** Start Task input **

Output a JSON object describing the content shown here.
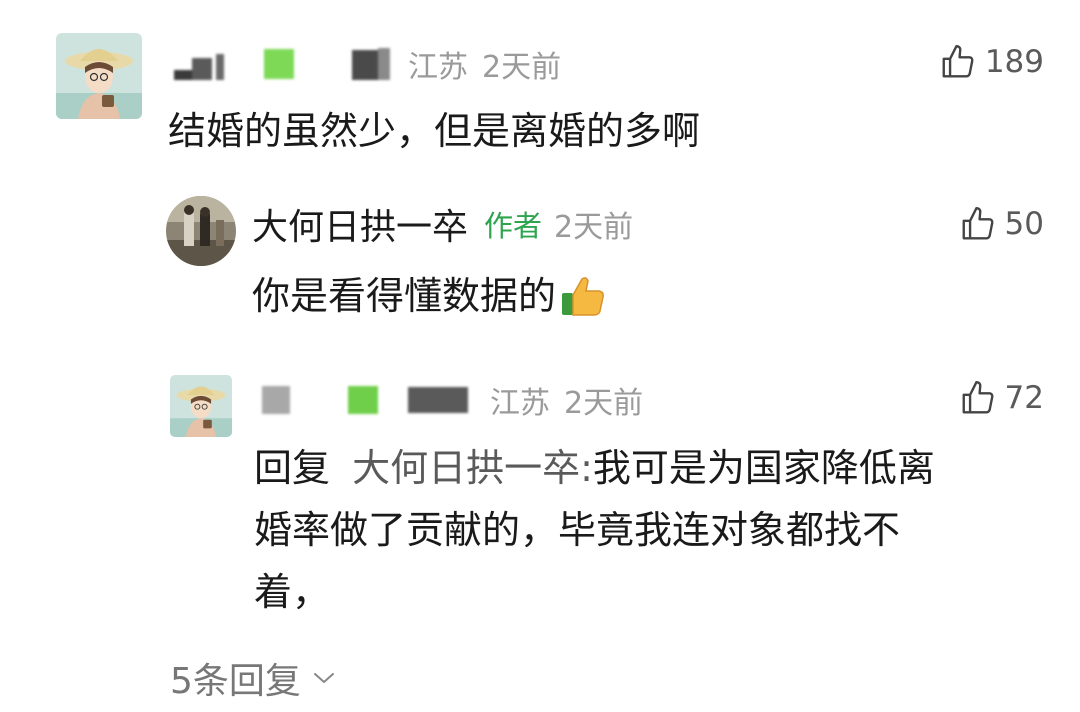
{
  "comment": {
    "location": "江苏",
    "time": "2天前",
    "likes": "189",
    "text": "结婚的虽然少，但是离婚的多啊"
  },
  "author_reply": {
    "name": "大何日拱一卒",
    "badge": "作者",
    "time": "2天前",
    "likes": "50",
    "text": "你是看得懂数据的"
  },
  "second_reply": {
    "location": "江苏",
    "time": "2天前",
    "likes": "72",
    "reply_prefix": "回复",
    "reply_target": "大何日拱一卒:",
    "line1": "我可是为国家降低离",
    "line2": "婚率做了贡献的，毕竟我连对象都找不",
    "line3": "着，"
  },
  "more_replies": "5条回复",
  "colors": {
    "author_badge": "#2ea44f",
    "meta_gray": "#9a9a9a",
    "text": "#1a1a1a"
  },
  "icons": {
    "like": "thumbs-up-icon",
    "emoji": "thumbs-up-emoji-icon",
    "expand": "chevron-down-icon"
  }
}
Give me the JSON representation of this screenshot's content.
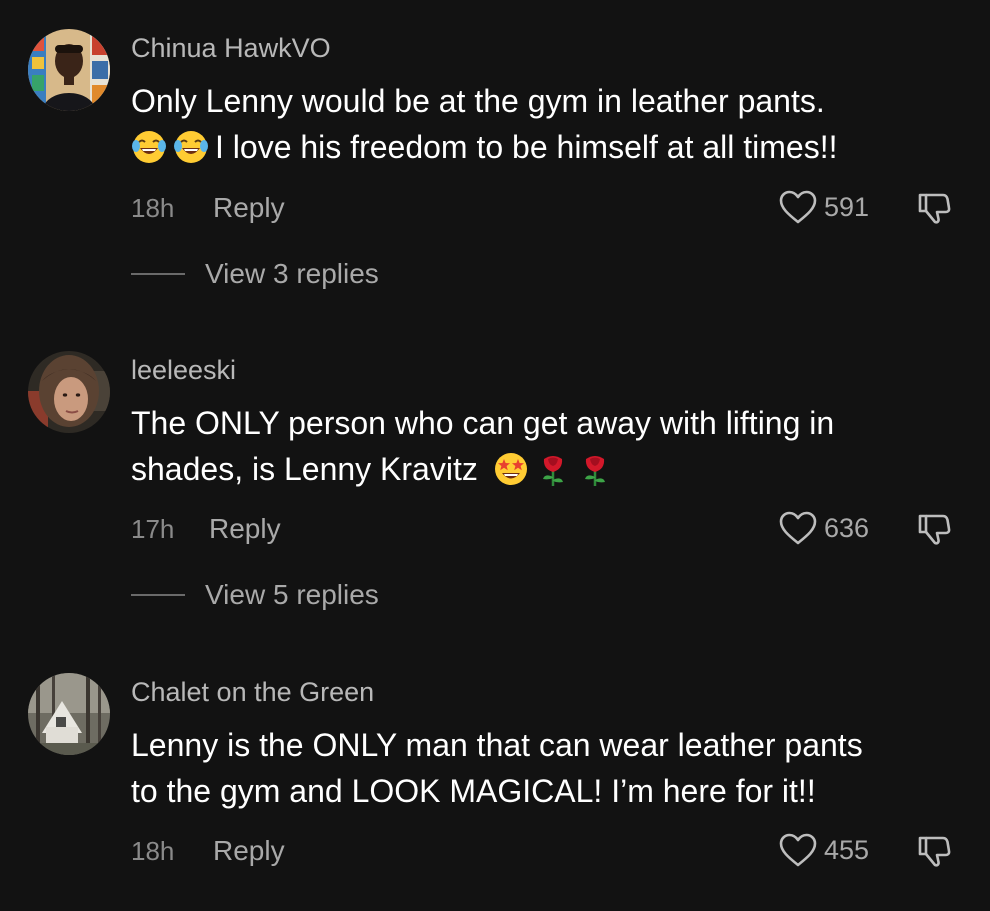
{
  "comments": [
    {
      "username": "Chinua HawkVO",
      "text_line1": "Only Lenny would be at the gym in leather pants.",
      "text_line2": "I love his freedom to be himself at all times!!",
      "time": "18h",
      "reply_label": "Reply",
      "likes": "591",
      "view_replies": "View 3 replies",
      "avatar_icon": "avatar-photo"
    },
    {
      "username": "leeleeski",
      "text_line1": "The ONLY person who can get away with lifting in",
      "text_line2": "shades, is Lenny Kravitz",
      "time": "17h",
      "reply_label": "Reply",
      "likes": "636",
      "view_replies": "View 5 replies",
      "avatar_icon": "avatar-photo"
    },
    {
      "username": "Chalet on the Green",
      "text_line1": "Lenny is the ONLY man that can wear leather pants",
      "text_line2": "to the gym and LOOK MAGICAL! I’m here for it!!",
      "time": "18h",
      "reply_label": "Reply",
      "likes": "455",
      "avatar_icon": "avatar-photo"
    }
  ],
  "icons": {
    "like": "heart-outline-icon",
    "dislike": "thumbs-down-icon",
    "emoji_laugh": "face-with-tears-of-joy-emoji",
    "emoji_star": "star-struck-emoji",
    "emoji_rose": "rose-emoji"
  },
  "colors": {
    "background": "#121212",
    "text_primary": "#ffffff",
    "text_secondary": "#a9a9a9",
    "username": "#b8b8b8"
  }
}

** End Task input **
** Start Task input **

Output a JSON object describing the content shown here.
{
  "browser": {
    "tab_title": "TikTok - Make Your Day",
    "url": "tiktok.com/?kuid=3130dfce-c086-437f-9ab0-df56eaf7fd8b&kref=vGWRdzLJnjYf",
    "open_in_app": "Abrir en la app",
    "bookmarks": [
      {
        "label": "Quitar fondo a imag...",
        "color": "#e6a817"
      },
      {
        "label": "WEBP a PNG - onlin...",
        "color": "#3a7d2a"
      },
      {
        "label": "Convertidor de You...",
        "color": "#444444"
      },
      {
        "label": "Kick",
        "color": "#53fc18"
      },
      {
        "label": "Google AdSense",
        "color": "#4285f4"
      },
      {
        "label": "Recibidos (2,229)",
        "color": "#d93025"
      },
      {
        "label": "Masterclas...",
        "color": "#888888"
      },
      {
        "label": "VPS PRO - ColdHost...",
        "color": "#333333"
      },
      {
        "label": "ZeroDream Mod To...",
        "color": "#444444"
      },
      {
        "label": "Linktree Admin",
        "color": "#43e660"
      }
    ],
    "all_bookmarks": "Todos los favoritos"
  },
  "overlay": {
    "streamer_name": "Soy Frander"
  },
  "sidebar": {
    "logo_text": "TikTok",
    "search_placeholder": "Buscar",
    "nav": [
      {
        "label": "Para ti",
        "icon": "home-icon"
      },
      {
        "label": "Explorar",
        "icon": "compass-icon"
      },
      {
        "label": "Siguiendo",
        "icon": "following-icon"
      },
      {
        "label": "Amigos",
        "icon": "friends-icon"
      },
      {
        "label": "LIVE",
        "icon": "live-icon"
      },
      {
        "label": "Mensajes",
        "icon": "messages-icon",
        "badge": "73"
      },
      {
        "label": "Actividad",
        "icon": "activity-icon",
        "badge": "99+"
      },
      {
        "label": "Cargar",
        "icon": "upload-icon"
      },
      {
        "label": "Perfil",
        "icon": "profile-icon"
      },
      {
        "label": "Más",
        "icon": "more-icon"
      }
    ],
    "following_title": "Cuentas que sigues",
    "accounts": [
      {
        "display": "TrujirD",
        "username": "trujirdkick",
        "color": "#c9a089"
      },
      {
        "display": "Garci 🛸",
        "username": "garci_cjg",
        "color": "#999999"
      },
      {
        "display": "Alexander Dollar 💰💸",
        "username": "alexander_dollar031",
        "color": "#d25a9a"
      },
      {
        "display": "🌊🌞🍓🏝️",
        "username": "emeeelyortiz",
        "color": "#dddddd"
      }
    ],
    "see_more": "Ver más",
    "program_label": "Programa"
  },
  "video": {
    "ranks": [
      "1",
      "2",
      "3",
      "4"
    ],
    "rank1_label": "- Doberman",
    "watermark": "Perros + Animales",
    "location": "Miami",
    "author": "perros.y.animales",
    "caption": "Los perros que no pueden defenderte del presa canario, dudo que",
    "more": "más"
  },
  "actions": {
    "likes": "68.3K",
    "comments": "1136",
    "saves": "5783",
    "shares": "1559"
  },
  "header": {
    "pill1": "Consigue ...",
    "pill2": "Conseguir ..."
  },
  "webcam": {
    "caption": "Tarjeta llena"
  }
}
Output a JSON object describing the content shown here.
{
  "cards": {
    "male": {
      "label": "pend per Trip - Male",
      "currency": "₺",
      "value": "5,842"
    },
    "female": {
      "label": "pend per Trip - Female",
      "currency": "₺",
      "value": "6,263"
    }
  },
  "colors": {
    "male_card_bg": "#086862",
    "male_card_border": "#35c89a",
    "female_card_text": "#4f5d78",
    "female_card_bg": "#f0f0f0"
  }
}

** End Task input **

Gather each line of the records holding the string "View".

      "view_replies": "View 3 replies",
      "view_replies": "View 5 replies",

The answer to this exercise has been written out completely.